— Stated goal —
Below are some records; give them all again exactly, but not the pictures.

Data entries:
— BEGIN —
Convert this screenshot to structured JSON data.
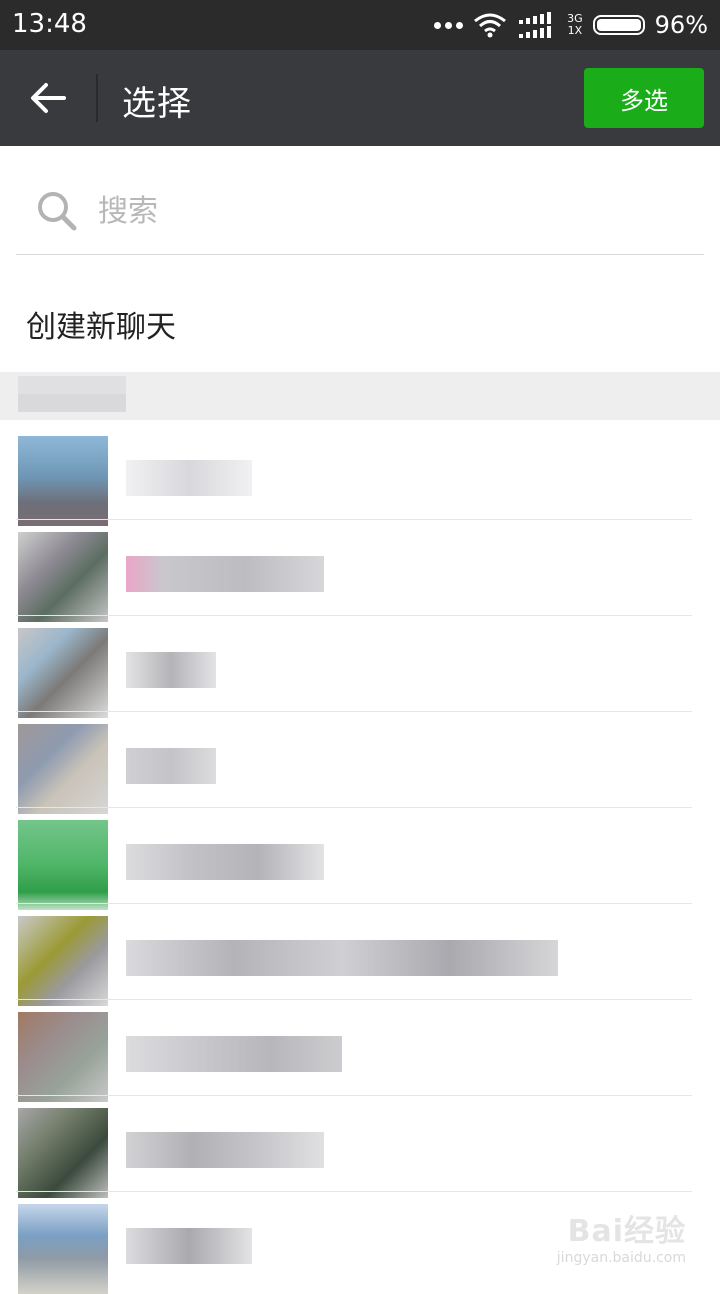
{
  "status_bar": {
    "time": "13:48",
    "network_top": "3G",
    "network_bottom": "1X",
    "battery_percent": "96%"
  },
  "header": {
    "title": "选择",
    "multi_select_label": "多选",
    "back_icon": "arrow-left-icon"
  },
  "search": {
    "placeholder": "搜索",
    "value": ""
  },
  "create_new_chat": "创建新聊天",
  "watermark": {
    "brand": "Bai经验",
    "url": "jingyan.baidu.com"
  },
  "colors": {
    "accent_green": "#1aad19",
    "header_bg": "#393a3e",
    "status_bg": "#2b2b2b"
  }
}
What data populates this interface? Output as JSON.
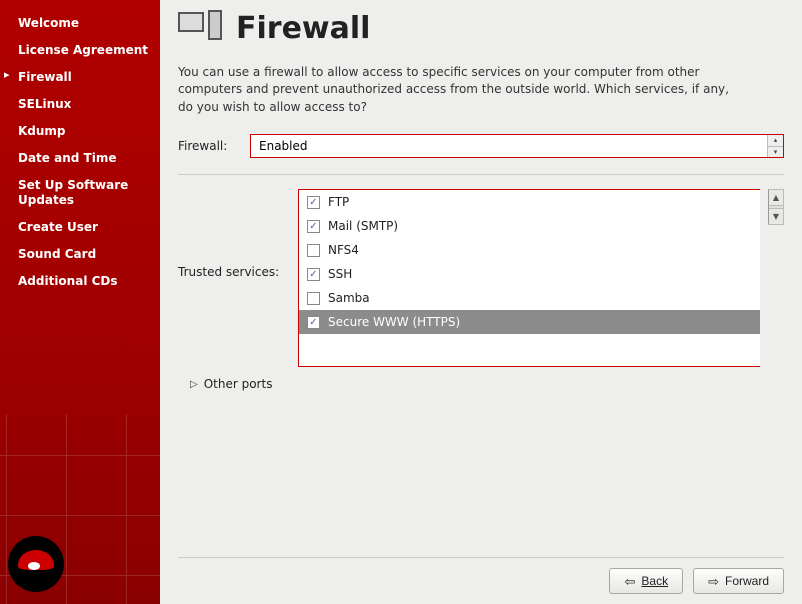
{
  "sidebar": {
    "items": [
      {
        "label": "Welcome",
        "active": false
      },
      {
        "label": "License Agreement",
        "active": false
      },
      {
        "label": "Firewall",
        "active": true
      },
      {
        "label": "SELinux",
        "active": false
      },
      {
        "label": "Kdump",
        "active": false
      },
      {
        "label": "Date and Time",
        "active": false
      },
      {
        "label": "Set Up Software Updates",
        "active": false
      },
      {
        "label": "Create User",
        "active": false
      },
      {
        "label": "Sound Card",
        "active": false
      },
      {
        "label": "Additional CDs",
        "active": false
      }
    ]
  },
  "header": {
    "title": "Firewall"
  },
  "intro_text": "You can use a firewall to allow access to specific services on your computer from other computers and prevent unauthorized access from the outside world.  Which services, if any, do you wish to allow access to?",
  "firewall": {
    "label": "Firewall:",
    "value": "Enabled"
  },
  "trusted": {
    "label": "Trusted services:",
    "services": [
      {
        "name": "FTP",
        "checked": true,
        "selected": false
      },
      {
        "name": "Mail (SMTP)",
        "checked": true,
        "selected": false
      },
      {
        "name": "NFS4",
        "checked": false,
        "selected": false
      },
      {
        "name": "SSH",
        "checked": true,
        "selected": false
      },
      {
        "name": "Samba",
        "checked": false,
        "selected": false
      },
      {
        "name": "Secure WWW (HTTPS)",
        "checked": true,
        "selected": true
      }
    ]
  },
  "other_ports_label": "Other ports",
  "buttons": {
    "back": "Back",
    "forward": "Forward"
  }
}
— END —
— Written answer —
Convert this screenshot to structured JSON data.
{
  "status_bar": {
    "time": "13:48",
    "network_top": "3G",
    "network_bottom": "1X",
    "battery_percent": "96%"
  },
  "header": {
    "title": "选择",
    "multi_select_label": "多选",
    "back_icon": "arrow-left-icon"
  },
  "search": {
    "placeholder": "搜索",
    "value": ""
  },
  "create_new_chat": "创建新聊天",
  "watermark": {
    "brand": "Bai经验",
    "url": "jingyan.baidu.com"
  },
  "colors": {
    "accent_green": "#1aad19",
    "header_bg": "#393a3e",
    "status_bg": "#2b2b2b"
  }
}
What data populates this interface? Output as JSON.
{
  "sidebar": {
    "items": [
      {
        "label": "Welcome",
        "active": false
      },
      {
        "label": "License Agreement",
        "active": false
      },
      {
        "label": "Firewall",
        "active": true
      },
      {
        "label": "SELinux",
        "active": false
      },
      {
        "label": "Kdump",
        "active": false
      },
      {
        "label": "Date and Time",
        "active": false
      },
      {
        "label": "Set Up Software Updates",
        "active": false
      },
      {
        "label": "Create User",
        "active": false
      },
      {
        "label": "Sound Card",
        "active": false
      },
      {
        "label": "Additional CDs",
        "active": false
      }
    ]
  },
  "header": {
    "title": "Firewall"
  },
  "intro_text": "You can use a firewall to allow access to specific services on your computer from other computers and prevent unauthorized access from the outside world.  Which services, if any, do you wish to allow access to?",
  "firewall": {
    "label": "Firewall:",
    "value": "Enabled"
  },
  "trusted": {
    "label": "Trusted services:",
    "services": [
      {
        "name": "FTP",
        "checked": true,
        "selected": false
      },
      {
        "name": "Mail (SMTP)",
        "checked": true,
        "selected": false
      },
      {
        "name": "NFS4",
        "checked": false,
        "selected": false
      },
      {
        "name": "SSH",
        "checked": true,
        "selected": false
      },
      {
        "name": "Samba",
        "checked": false,
        "selected": false
      },
      {
        "name": "Secure WWW (HTTPS)",
        "checked": true,
        "selected": true
      }
    ]
  },
  "other_ports_label": "Other ports",
  "buttons": {
    "back": "Back",
    "forward": "Forward"
  }
}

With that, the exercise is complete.